_RAW RECORDS:_
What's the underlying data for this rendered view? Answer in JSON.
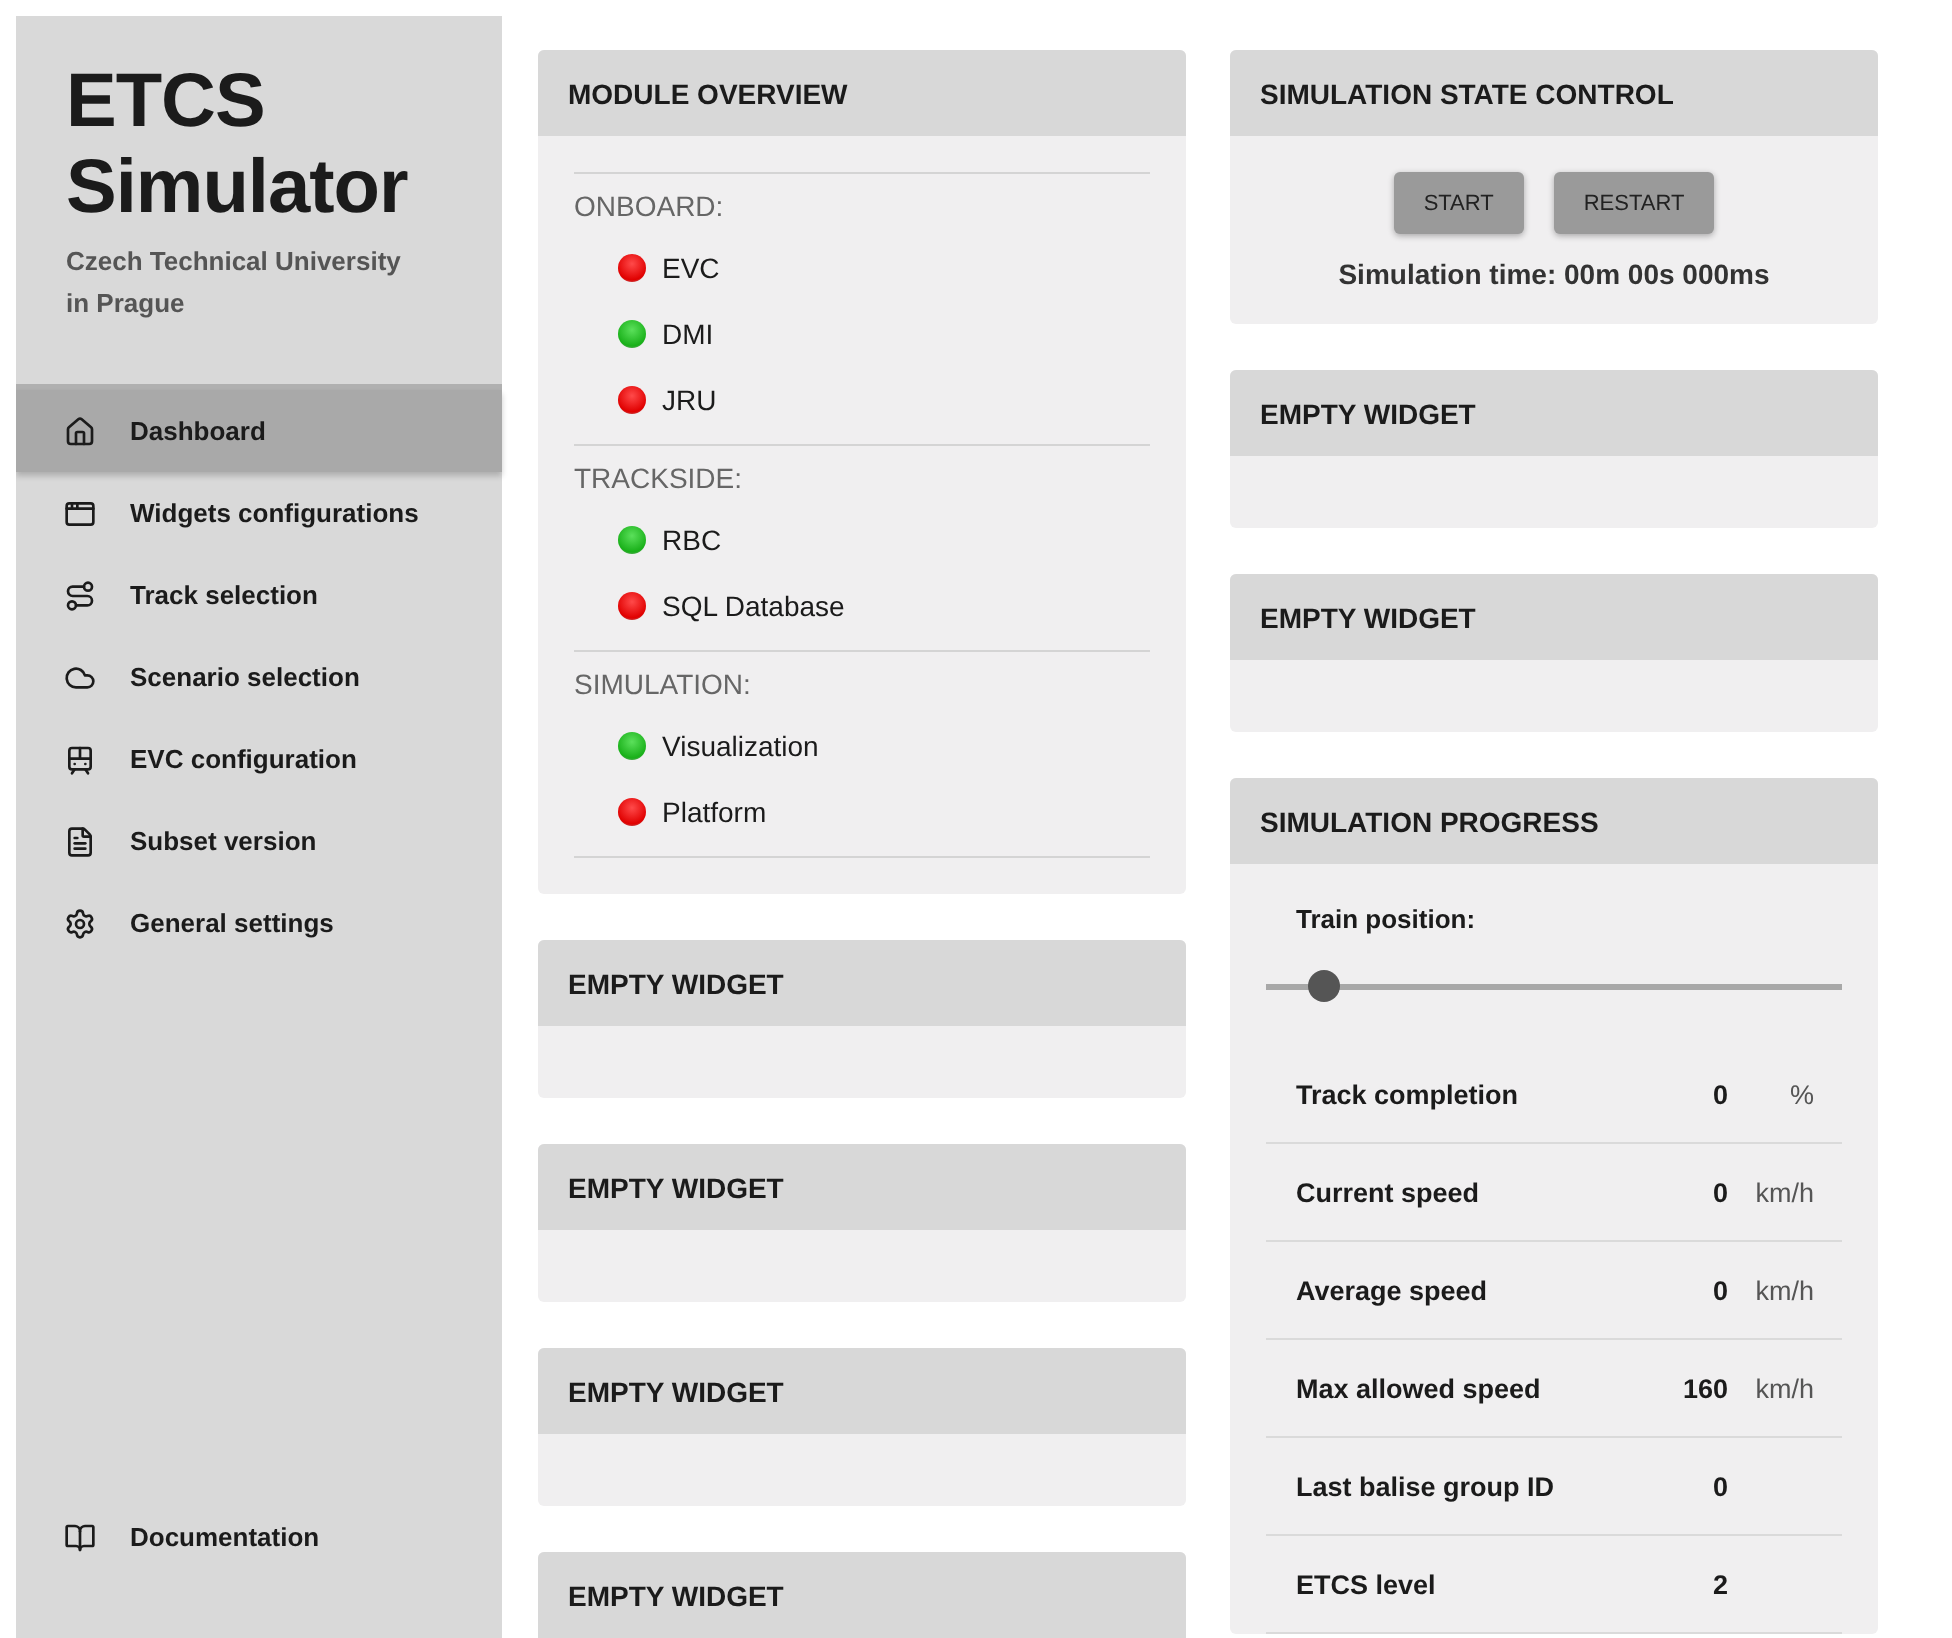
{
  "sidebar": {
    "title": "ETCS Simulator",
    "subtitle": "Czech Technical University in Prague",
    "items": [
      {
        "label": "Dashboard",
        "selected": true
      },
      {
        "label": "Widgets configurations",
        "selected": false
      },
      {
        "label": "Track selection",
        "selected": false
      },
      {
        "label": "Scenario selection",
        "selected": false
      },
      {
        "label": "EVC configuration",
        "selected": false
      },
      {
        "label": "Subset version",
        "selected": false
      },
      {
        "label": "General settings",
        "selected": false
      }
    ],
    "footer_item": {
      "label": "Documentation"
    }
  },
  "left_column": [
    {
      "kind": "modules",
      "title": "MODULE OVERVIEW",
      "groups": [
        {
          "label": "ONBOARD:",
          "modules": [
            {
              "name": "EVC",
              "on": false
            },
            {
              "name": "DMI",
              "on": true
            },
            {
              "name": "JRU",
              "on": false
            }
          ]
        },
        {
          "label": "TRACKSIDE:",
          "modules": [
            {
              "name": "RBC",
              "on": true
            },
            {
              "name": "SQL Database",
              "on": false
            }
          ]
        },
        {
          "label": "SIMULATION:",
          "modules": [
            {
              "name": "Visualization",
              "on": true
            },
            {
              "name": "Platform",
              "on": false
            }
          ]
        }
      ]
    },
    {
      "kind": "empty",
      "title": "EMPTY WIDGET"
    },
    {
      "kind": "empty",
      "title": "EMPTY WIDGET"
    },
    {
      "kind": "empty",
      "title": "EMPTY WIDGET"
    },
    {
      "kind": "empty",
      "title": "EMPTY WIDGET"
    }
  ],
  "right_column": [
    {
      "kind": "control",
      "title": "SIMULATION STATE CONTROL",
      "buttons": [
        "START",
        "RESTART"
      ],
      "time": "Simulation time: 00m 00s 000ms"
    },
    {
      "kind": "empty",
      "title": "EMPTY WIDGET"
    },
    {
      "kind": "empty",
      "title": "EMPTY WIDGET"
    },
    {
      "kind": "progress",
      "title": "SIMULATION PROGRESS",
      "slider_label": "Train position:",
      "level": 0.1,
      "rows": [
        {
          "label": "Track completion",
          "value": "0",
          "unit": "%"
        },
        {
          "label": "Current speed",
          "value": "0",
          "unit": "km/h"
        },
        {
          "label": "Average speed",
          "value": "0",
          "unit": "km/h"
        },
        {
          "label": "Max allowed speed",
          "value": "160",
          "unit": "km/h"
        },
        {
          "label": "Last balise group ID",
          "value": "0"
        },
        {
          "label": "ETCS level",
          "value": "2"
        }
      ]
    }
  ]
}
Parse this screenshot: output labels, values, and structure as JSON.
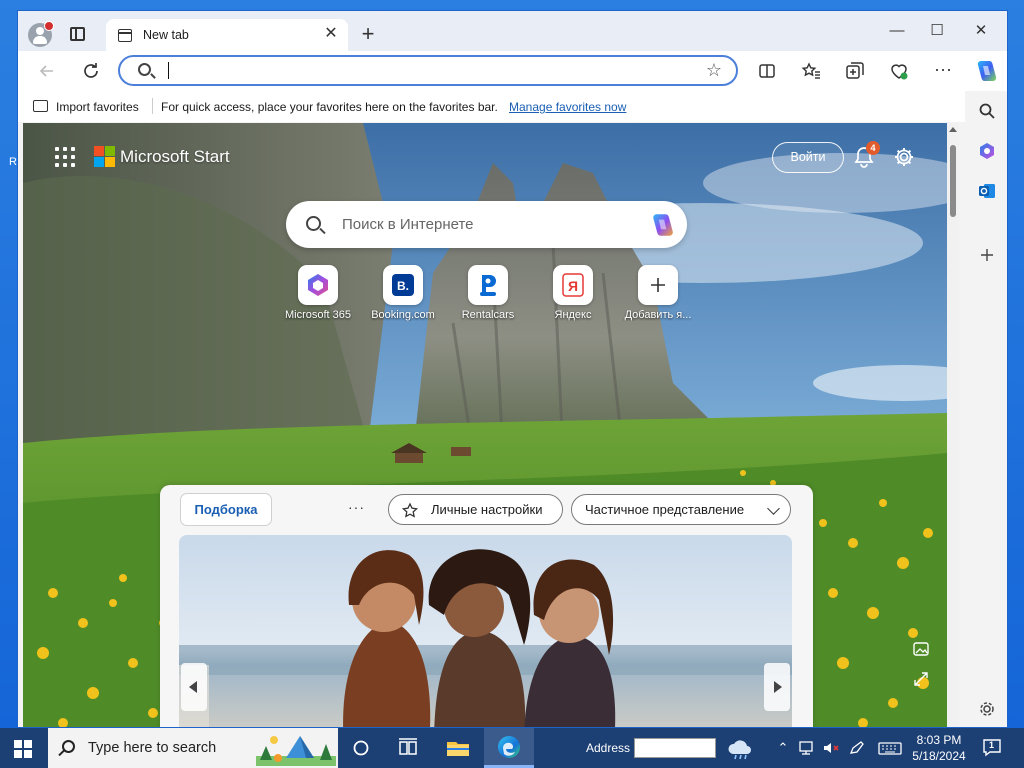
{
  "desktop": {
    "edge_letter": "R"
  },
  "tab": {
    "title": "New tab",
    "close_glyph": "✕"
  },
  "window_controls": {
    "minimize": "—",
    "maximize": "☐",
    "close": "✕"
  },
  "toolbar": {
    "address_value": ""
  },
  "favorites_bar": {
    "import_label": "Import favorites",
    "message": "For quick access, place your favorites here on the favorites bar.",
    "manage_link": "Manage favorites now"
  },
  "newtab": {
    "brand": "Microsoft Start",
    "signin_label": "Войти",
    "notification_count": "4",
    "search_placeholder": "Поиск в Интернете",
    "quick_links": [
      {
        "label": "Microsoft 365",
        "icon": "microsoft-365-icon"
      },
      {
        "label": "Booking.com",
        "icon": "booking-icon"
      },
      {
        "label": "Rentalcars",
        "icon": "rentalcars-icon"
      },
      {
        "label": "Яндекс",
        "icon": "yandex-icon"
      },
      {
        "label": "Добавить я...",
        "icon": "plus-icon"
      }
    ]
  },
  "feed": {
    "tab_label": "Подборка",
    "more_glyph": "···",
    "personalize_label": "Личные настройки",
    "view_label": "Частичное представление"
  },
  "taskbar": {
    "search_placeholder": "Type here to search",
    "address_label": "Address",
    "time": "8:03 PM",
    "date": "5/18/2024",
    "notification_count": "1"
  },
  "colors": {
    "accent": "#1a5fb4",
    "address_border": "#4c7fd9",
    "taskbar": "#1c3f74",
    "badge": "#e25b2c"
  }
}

_PROBLEM TO SOLVE:_
Working from the listing above, pick out every line that has "speed" and copy it.

_REPLY TO THE EXERCISE:_
          "label": "Current speed",
          "label": "Average speed",
          "label": "Max allowed speed",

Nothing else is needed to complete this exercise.